> [WHAT THE TASK REQUIRES] For this exercise, copy out each line of the material below that includes "courbe".

> [SOURCE MATERIAL]

[BEGIN]

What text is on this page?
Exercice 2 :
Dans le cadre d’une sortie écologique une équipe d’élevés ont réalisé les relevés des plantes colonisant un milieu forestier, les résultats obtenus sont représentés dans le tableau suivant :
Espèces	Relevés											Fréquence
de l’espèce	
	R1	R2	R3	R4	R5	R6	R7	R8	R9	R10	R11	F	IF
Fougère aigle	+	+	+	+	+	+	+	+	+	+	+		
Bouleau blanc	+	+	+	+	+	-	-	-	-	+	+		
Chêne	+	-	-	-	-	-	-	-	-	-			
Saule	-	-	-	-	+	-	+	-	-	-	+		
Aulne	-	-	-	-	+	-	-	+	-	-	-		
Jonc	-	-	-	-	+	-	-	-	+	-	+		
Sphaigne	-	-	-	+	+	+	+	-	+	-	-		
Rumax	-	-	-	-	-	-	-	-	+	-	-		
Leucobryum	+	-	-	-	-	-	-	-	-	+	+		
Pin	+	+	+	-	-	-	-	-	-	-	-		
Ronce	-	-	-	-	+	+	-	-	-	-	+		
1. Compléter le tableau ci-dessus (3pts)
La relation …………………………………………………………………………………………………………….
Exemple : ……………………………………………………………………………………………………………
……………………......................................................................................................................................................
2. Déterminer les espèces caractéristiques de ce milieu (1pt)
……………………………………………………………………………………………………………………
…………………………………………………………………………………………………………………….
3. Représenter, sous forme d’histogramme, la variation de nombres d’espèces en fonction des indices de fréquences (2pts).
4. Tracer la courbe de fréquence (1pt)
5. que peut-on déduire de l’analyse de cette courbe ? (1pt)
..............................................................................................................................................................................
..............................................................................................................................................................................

[END]
[BEGIN]

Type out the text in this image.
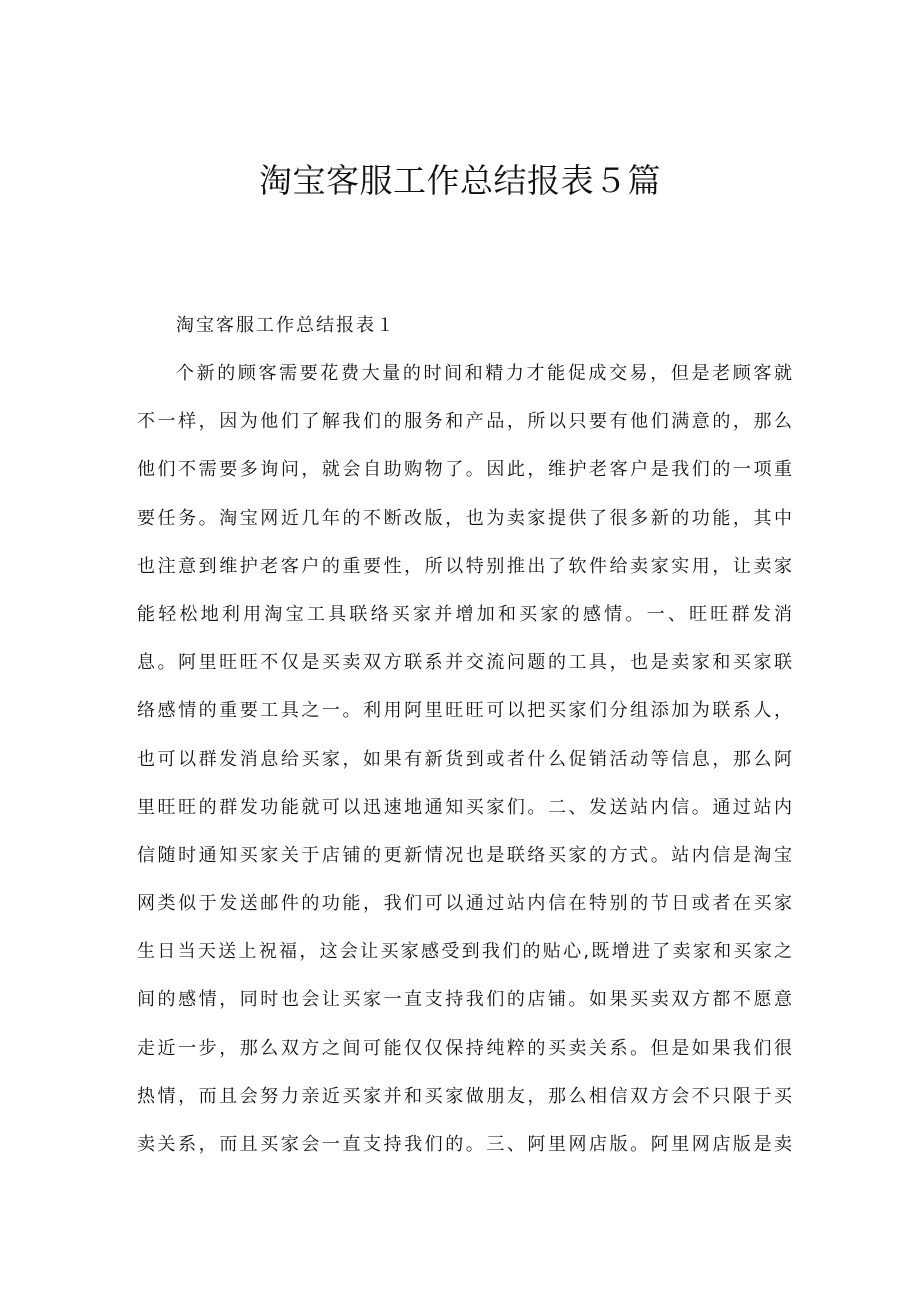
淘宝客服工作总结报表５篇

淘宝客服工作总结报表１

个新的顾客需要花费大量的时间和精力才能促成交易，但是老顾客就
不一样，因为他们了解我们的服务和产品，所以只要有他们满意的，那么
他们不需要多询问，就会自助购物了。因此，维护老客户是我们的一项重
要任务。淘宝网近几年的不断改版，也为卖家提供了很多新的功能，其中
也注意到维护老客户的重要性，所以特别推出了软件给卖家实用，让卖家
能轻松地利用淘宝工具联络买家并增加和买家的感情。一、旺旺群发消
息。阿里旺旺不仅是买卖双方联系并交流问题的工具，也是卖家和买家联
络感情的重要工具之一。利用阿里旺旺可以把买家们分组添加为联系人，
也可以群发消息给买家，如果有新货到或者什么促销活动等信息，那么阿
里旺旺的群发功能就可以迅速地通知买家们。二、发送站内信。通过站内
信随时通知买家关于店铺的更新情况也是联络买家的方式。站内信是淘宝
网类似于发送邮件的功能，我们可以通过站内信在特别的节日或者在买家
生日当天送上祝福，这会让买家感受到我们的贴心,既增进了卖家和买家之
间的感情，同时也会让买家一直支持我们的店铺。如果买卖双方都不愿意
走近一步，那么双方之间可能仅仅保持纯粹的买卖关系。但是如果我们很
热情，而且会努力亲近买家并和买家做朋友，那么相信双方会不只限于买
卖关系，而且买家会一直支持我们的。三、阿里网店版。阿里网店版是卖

[END]

> [RESPONSE FOR THIS EXERCISE]
4. Tracer la courbe de fréquence (1pt)
5. que peut-on déduire de l’analyse de cette courbe ? (1pt)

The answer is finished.